◆ **Aim of the task**
Extract the listing below in full, unchanged.

◆ **Collection entries**
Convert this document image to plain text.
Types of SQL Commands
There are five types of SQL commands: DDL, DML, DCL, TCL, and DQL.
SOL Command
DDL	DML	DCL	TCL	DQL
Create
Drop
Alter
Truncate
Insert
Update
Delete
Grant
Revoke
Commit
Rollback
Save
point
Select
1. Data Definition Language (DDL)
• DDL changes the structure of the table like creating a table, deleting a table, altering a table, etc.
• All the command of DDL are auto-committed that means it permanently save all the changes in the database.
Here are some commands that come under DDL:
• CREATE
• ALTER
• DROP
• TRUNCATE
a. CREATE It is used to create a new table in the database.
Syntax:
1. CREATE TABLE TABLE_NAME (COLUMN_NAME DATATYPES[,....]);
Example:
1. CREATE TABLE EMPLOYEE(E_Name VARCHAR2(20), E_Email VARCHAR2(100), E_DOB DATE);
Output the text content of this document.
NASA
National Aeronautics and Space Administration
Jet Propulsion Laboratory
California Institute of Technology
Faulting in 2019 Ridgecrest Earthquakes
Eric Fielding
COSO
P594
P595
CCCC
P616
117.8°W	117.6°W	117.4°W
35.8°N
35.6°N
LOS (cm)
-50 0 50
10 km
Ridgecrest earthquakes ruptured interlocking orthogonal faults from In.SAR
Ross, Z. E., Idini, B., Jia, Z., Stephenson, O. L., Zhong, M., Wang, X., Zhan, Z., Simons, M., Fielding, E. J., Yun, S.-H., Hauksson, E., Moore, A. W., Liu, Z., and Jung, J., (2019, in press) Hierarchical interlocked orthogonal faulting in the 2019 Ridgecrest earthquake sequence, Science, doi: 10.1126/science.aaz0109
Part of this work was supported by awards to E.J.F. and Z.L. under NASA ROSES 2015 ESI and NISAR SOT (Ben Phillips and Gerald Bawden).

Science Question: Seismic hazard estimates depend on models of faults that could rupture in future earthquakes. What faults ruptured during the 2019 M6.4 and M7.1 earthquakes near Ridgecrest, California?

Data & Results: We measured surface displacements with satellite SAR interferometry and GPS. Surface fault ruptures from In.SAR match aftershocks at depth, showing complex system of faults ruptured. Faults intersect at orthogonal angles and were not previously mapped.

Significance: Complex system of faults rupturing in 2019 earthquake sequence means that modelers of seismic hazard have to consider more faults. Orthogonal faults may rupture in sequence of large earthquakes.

◆ **Problem solution**
Convert this document image to plain text.
Types of SQL Commands
There are five types of SQL commands: DDL, DML, DCL, TCL, and DQL.
SOL Command
DDL	DML	DCL	TCL	DQL
Create
Drop
Alter
Truncate
Insert
Update
Delete
Grant
Revoke
Commit
Rollback
Save
point
Select
1. Data Definition Language (DDL)
• DDL changes the structure of the table like creating a table, deleting a table, altering a table, etc.
• All the command of DDL are auto-committed that means it permanently save all the changes in the database.
Here are some commands that come under DDL:
• CREATE
• ALTER
• DROP
• TRUNCATE
a. CREATE It is used to create a new table in the database.
Syntax:
1. CREATE TABLE TABLE_NAME (COLUMN_NAME DATATYPES[,....]);
Example:
1. CREATE TABLE EMPLOYEE(E_Name VARCHAR2(20), E_Email VARCHAR2(100), E_DOB DATE);
Output the text content of this document.
NASA
National Aeronautics and Space Administration
Jet Propulsion Laboratory
California Institute of Technology
Faulting in 2019 Ridgecrest Earthquakes
Eric Fielding
COSO
P594
P595
CCCC
P616
117.8°W	117.6°W	117.4°W
35.8°N
35.6°N
LOS (cm)
-50 0 50
10 km
Ridgecrest earthquakes ruptured interlocking orthogonal faults from In.SAR
Ross, Z. E., Idini, B., Jia, Z., Stephenson, O. L., Zhong, M., Wang, X., Zhan, Z., Simons, M., Fielding, E. J., Yun, S.-H., Hauksson, E., Moore, A. W., Liu, Z., and Jung, J., (2019, in press) Hierarchical interlocked orthogonal faulting in the 2019 Ridgecrest earthquake sequence, Science, doi: 10.1126/science.aaz0109
Part of this work was supported by awards to E.J.F. and Z.L. under NASA ROSES 2015 ESI and NISAR SOT (Ben Phillips and Gerald Bawden).

Science Question: Seismic hazard estimates depend on models of faults that could rupture in future earthquakes. What faults ruptured during the 2019 M6.4 and M7.1 earthquakes near Ridgecrest, California?

Data & Results: We measured surface displacements with satellite SAR interferometry and GPS. Surface fault ruptures from In.SAR match aftershocks at depth, showing complex system of faults ruptured. Faults intersect at orthogonal angles and were not previously mapped.

Significance: Complex system of faults rupturing in 2019 earthquake sequence means that modelers of seismic hazard have to consider more faults. Orthogonal faults may rupture in sequence of large earthquakes.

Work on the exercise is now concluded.